=== The request ===
Return all lines below containing the word "нижний".

-- START Given records --

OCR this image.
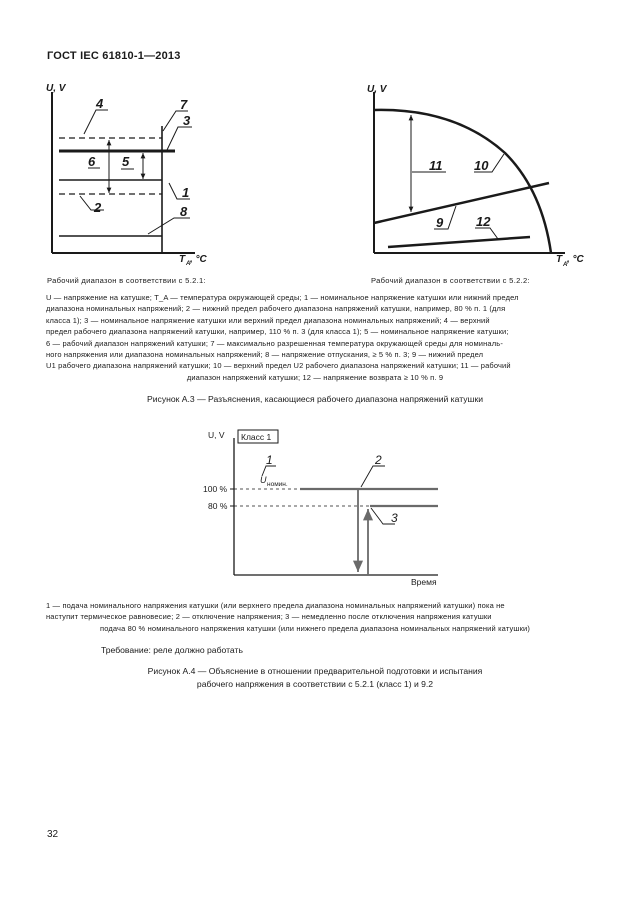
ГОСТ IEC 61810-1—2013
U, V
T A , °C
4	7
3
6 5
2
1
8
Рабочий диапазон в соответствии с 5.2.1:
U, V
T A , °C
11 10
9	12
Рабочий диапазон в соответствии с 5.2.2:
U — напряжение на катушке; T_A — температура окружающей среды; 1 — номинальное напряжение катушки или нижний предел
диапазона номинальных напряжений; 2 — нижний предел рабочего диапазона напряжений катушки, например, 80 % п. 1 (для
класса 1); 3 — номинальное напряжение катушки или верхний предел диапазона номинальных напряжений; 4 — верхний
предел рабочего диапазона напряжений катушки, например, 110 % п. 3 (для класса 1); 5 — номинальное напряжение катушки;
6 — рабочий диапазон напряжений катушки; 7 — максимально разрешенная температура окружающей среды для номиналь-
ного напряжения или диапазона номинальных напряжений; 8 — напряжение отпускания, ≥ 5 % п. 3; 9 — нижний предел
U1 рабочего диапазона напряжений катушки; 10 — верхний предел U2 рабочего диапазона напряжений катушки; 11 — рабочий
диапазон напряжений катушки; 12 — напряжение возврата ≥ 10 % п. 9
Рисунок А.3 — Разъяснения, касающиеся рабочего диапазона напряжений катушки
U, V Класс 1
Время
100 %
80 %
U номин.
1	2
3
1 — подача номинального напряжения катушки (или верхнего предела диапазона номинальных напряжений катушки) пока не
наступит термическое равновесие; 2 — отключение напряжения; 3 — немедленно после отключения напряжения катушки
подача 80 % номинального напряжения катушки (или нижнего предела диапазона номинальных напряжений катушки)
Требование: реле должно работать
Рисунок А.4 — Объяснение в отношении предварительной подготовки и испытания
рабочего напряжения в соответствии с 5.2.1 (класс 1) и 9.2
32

-- END Given records --

=== Exercise answer ===
U — напряжение на катушке; T_A — температура окружающей среды; 1 — номинальное напряжение катушки или нижний предел
диапазона номинальных напряжений; 2 — нижний предел рабочего диапазона напряжений катушки, например, 80 % п. 1 (для
ного напряжения или диапазона номинальных напряжений; 8 — напряжение отпускания, ≥ 5 % п. 3; 9 — нижний предел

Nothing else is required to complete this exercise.